* [EXERCISE REQUIREMENTS] Return each line containing the string "rezanja".
---------- DATA RECORDS ----------
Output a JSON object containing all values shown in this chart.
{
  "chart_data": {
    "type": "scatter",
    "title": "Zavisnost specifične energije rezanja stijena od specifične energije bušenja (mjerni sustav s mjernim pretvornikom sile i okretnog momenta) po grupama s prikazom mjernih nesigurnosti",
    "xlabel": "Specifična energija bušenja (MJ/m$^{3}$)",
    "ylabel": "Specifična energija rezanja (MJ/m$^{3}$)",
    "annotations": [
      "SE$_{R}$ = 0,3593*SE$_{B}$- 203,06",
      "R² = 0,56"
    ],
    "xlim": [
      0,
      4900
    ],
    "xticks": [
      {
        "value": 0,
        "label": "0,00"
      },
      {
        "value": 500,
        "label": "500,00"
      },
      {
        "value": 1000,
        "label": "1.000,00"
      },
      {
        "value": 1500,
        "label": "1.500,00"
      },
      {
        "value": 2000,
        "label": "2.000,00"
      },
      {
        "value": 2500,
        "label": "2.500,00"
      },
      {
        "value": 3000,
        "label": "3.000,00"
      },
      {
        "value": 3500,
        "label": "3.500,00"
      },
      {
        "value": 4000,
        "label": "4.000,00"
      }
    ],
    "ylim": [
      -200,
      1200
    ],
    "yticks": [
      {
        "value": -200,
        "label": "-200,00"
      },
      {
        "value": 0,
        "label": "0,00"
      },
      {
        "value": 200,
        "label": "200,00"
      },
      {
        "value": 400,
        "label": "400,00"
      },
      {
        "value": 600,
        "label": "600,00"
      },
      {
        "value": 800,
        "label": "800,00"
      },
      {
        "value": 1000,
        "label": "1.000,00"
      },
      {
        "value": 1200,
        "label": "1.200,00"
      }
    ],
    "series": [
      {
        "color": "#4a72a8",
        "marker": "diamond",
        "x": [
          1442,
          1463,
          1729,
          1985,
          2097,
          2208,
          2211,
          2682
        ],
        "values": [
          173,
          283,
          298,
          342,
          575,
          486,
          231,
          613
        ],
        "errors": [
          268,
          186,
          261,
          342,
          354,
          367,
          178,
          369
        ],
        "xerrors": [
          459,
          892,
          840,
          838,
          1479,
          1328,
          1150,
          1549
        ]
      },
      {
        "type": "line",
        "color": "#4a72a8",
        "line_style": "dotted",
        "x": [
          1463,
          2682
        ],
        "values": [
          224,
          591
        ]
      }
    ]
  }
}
----------
* [ANSWER TO THIS PROBLEM]
    "title": "Zavisnost specifične energije rezanja stijena od specifične energije bušenja (mjerni sustav s mjernim pretvornikom sile i okretnog momenta) po grupama s prikazom mjernih nesigurnosti",
    "ylabel": "Specifična energija rezanja (MJ/m$^{3}$)",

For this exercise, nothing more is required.